>> Begin

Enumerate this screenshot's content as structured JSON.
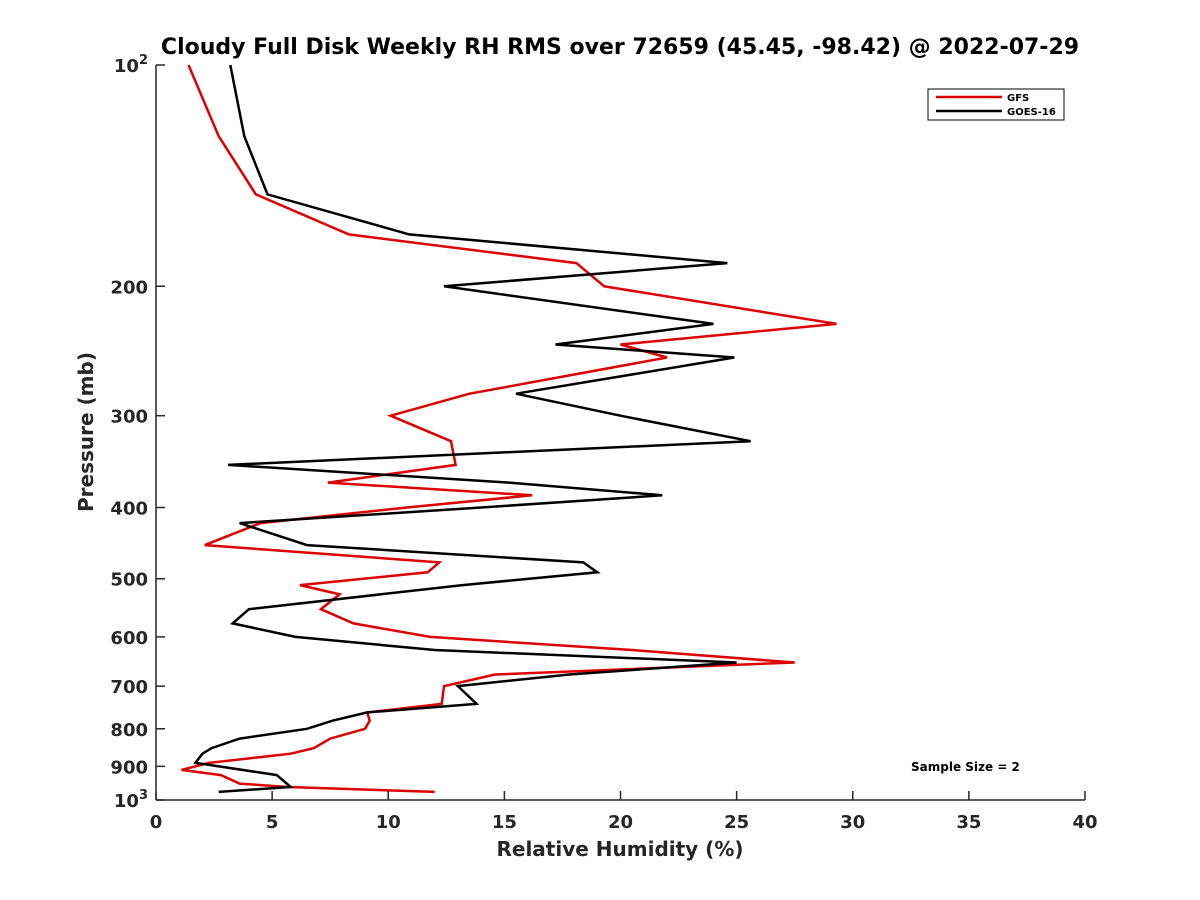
{
  "chart_data": {
    "type": "line",
    "title": "Cloudy Full Disk Weekly RH RMS over 72659 (45.45, -98.42) @ 2022-07-29",
    "xlabel": "Relative Humidity (%)",
    "ylabel": "Pressure (mb)",
    "xlim": [
      0,
      40
    ],
    "ylim": [
      100,
      1000
    ],
    "yscale": "log",
    "y_reversed": true,
    "x_ticks": [
      "0",
      "5",
      "10",
      "15",
      "20",
      "25",
      "30",
      "35",
      "40"
    ],
    "x_tick_values": [
      0,
      5,
      10,
      15,
      20,
      25,
      30,
      35,
      40
    ],
    "y_ticks": [
      {
        "value": 100,
        "base": "10",
        "exp": "2"
      },
      {
        "value": 200,
        "label": "200"
      },
      {
        "value": 300,
        "label": "300"
      },
      {
        "value": 400,
        "label": "400"
      },
      {
        "value": 500,
        "label": "500"
      },
      {
        "value": 600,
        "label": "600"
      },
      {
        "value": 700,
        "label": "700"
      },
      {
        "value": 800,
        "label": "800"
      },
      {
        "value": 900,
        "label": "900"
      },
      {
        "value": 1000,
        "base": "10",
        "exp": "3"
      }
    ],
    "grid": false,
    "legend_position": "top-right",
    "annotation": "Sample Size = 2",
    "series": [
      {
        "name": "GFS",
        "color": "#dd0000",
        "points": [
          {
            "x": 1.4,
            "y": 100
          },
          {
            "x": 2.7,
            "y": 125
          },
          {
            "x": 4.3,
            "y": 150
          },
          {
            "x": 8.3,
            "y": 170
          },
          {
            "x": 18.1,
            "y": 186
          },
          {
            "x": 19.3,
            "y": 200
          },
          {
            "x": 29.3,
            "y": 225
          },
          {
            "x": 20.0,
            "y": 240
          },
          {
            "x": 22.0,
            "y": 250
          },
          {
            "x": 13.5,
            "y": 280
          },
          {
            "x": 10.1,
            "y": 300
          },
          {
            "x": 12.7,
            "y": 325
          },
          {
            "x": 12.9,
            "y": 350
          },
          {
            "x": 7.4,
            "y": 370
          },
          {
            "x": 16.2,
            "y": 385
          },
          {
            "x": 10.8,
            "y": 400
          },
          {
            "x": 4.5,
            "y": 420
          },
          {
            "x": 2.1,
            "y": 450
          },
          {
            "x": 12.2,
            "y": 475
          },
          {
            "x": 11.7,
            "y": 490
          },
          {
            "x": 6.2,
            "y": 510
          },
          {
            "x": 7.9,
            "y": 525
          },
          {
            "x": 7.1,
            "y": 550
          },
          {
            "x": 8.5,
            "y": 575
          },
          {
            "x": 11.8,
            "y": 600
          },
          {
            "x": 20.5,
            "y": 625
          },
          {
            "x": 27.5,
            "y": 650
          },
          {
            "x": 14.6,
            "y": 675
          },
          {
            "x": 12.4,
            "y": 700
          },
          {
            "x": 12.3,
            "y": 740
          },
          {
            "x": 9.1,
            "y": 760
          },
          {
            "x": 9.2,
            "y": 780
          },
          {
            "x": 9.0,
            "y": 800
          },
          {
            "x": 7.5,
            "y": 825
          },
          {
            "x": 6.8,
            "y": 850
          },
          {
            "x": 5.8,
            "y": 865
          },
          {
            "x": 2.3,
            "y": 890
          },
          {
            "x": 1.1,
            "y": 910
          },
          {
            "x": 2.8,
            "y": 925
          },
          {
            "x": 3.6,
            "y": 950
          },
          {
            "x": 5.7,
            "y": 960
          },
          {
            "x": 12.0,
            "y": 975
          }
        ]
      },
      {
        "name": "GOES-16",
        "color": "#000000",
        "points": [
          {
            "x": 3.2,
            "y": 100
          },
          {
            "x": 3.8,
            "y": 125
          },
          {
            "x": 4.8,
            "y": 150
          },
          {
            "x": 10.9,
            "y": 170
          },
          {
            "x": 24.6,
            "y": 186
          },
          {
            "x": 12.4,
            "y": 200
          },
          {
            "x": 24.0,
            "y": 225
          },
          {
            "x": 17.2,
            "y": 240
          },
          {
            "x": 24.9,
            "y": 250
          },
          {
            "x": 15.5,
            "y": 280
          },
          {
            "x": 20.0,
            "y": 300
          },
          {
            "x": 25.6,
            "y": 325
          },
          {
            "x": 3.1,
            "y": 350
          },
          {
            "x": 15.2,
            "y": 370
          },
          {
            "x": 21.8,
            "y": 385
          },
          {
            "x": 14.0,
            "y": 400
          },
          {
            "x": 3.6,
            "y": 420
          },
          {
            "x": 6.5,
            "y": 450
          },
          {
            "x": 18.4,
            "y": 475
          },
          {
            "x": 19.0,
            "y": 490
          },
          {
            "x": 13.2,
            "y": 510
          },
          {
            "x": 4.0,
            "y": 550
          },
          {
            "x": 3.3,
            "y": 575
          },
          {
            "x": 6.0,
            "y": 600
          },
          {
            "x": 12.0,
            "y": 625
          },
          {
            "x": 25.0,
            "y": 650
          },
          {
            "x": 17.8,
            "y": 675
          },
          {
            "x": 13.0,
            "y": 700
          },
          {
            "x": 13.8,
            "y": 740
          },
          {
            "x": 9.1,
            "y": 760
          },
          {
            "x": 7.6,
            "y": 780
          },
          {
            "x": 6.5,
            "y": 800
          },
          {
            "x": 3.6,
            "y": 825
          },
          {
            "x": 2.4,
            "y": 850
          },
          {
            "x": 2.0,
            "y": 865
          },
          {
            "x": 1.7,
            "y": 890
          },
          {
            "x": 5.2,
            "y": 925
          },
          {
            "x": 5.8,
            "y": 960
          },
          {
            "x": 2.7,
            "y": 975
          }
        ]
      }
    ]
  }
}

>> End

## Stated task:
Transcribe every entry above exactly. Omit all pictures.

## Solved problem:
Enumerate this screenshot's content as structured JSON.
{
  "chart_data": {
    "type": "line",
    "title": "Cloudy Full Disk Weekly RH RMS over 72659 (45.45, -98.42) @ 2022-07-29",
    "xlabel": "Relative Humidity (%)",
    "ylabel": "Pressure (mb)",
    "xlim": [
      0,
      40
    ],
    "ylim": [
      100,
      1000
    ],
    "yscale": "log",
    "y_reversed": true,
    "x_ticks": [
      "0",
      "5",
      "10",
      "15",
      "20",
      "25",
      "30",
      "35",
      "40"
    ],
    "x_tick_values": [
      0,
      5,
      10,
      15,
      20,
      25,
      30,
      35,
      40
    ],
    "y_ticks": [
      {
        "value": 100,
        "base": "10",
        "exp": "2"
      },
      {
        "value": 200,
        "label": "200"
      },
      {
        "value": 300,
        "label": "300"
      },
      {
        "value": 400,
        "label": "400"
      },
      {
        "value": 500,
        "label": "500"
      },
      {
        "value": 600,
        "label": "600"
      },
      {
        "value": 700,
        "label": "700"
      },
      {
        "value": 800,
        "label": "800"
      },
      {
        "value": 900,
        "label": "900"
      },
      {
        "value": 1000,
        "base": "10",
        "exp": "3"
      }
    ],
    "grid": false,
    "legend_position": "top-right",
    "annotation": "Sample Size = 2",
    "series": [
      {
        "name": "GFS",
        "color": "#dd0000",
        "points": [
          {
            "x": 1.4,
            "y": 100
          },
          {
            "x": 2.7,
            "y": 125
          },
          {
            "x": 4.3,
            "y": 150
          },
          {
            "x": 8.3,
            "y": 170
          },
          {
            "x": 18.1,
            "y": 186
          },
          {
            "x": 19.3,
            "y": 200
          },
          {
            "x": 29.3,
            "y": 225
          },
          {
            "x": 20.0,
            "y": 240
          },
          {
            "x": 22.0,
            "y": 250
          },
          {
            "x": 13.5,
            "y": 280
          },
          {
            "x": 10.1,
            "y": 300
          },
          {
            "x": 12.7,
            "y": 325
          },
          {
            "x": 12.9,
            "y": 350
          },
          {
            "x": 7.4,
            "y": 370
          },
          {
            "x": 16.2,
            "y": 385
          },
          {
            "x": 10.8,
            "y": 400
          },
          {
            "x": 4.5,
            "y": 420
          },
          {
            "x": 2.1,
            "y": 450
          },
          {
            "x": 12.2,
            "y": 475
          },
          {
            "x": 11.7,
            "y": 490
          },
          {
            "x": 6.2,
            "y": 510
          },
          {
            "x": 7.9,
            "y": 525
          },
          {
            "x": 7.1,
            "y": 550
          },
          {
            "x": 8.5,
            "y": 575
          },
          {
            "x": 11.8,
            "y": 600
          },
          {
            "x": 20.5,
            "y": 625
          },
          {
            "x": 27.5,
            "y": 650
          },
          {
            "x": 14.6,
            "y": 675
          },
          {
            "x": 12.4,
            "y": 700
          },
          {
            "x": 12.3,
            "y": 740
          },
          {
            "x": 9.1,
            "y": 760
          },
          {
            "x": 9.2,
            "y": 780
          },
          {
            "x": 9.0,
            "y": 800
          },
          {
            "x": 7.5,
            "y": 825
          },
          {
            "x": 6.8,
            "y": 850
          },
          {
            "x": 5.8,
            "y": 865
          },
          {
            "x": 2.3,
            "y": 890
          },
          {
            "x": 1.1,
            "y": 910
          },
          {
            "x": 2.8,
            "y": 925
          },
          {
            "x": 3.6,
            "y": 950
          },
          {
            "x": 5.7,
            "y": 960
          },
          {
            "x": 12.0,
            "y": 975
          }
        ]
      },
      {
        "name": "GOES-16",
        "color": "#000000",
        "points": [
          {
            "x": 3.2,
            "y": 100
          },
          {
            "x": 3.8,
            "y": 125
          },
          {
            "x": 4.8,
            "y": 150
          },
          {
            "x": 10.9,
            "y": 170
          },
          {
            "x": 24.6,
            "y": 186
          },
          {
            "x": 12.4,
            "y": 200
          },
          {
            "x": 24.0,
            "y": 225
          },
          {
            "x": 17.2,
            "y": 240
          },
          {
            "x": 24.9,
            "y": 250
          },
          {
            "x": 15.5,
            "y": 280
          },
          {
            "x": 20.0,
            "y": 300
          },
          {
            "x": 25.6,
            "y": 325
          },
          {
            "x": 3.1,
            "y": 350
          },
          {
            "x": 15.2,
            "y": 370
          },
          {
            "x": 21.8,
            "y": 385
          },
          {
            "x": 14.0,
            "y": 400
          },
          {
            "x": 3.6,
            "y": 420
          },
          {
            "x": 6.5,
            "y": 450
          },
          {
            "x": 18.4,
            "y": 475
          },
          {
            "x": 19.0,
            "y": 490
          },
          {
            "x": 13.2,
            "y": 510
          },
          {
            "x": 4.0,
            "y": 550
          },
          {
            "x": 3.3,
            "y": 575
          },
          {
            "x": 6.0,
            "y": 600
          },
          {
            "x": 12.0,
            "y": 625
          },
          {
            "x": 25.0,
            "y": 650
          },
          {
            "x": 17.8,
            "y": 675
          },
          {
            "x": 13.0,
            "y": 700
          },
          {
            "x": 13.8,
            "y": 740
          },
          {
            "x": 9.1,
            "y": 760
          },
          {
            "x": 7.6,
            "y": 780
          },
          {
            "x": 6.5,
            "y": 800
          },
          {
            "x": 3.6,
            "y": 825
          },
          {
            "x": 2.4,
            "y": 850
          },
          {
            "x": 2.0,
            "y": 865
          },
          {
            "x": 1.7,
            "y": 890
          },
          {
            "x": 5.2,
            "y": 925
          },
          {
            "x": 5.8,
            "y": 960
          },
          {
            "x": 2.7,
            "y": 975
          }
        ]
      }
    ]
  }
}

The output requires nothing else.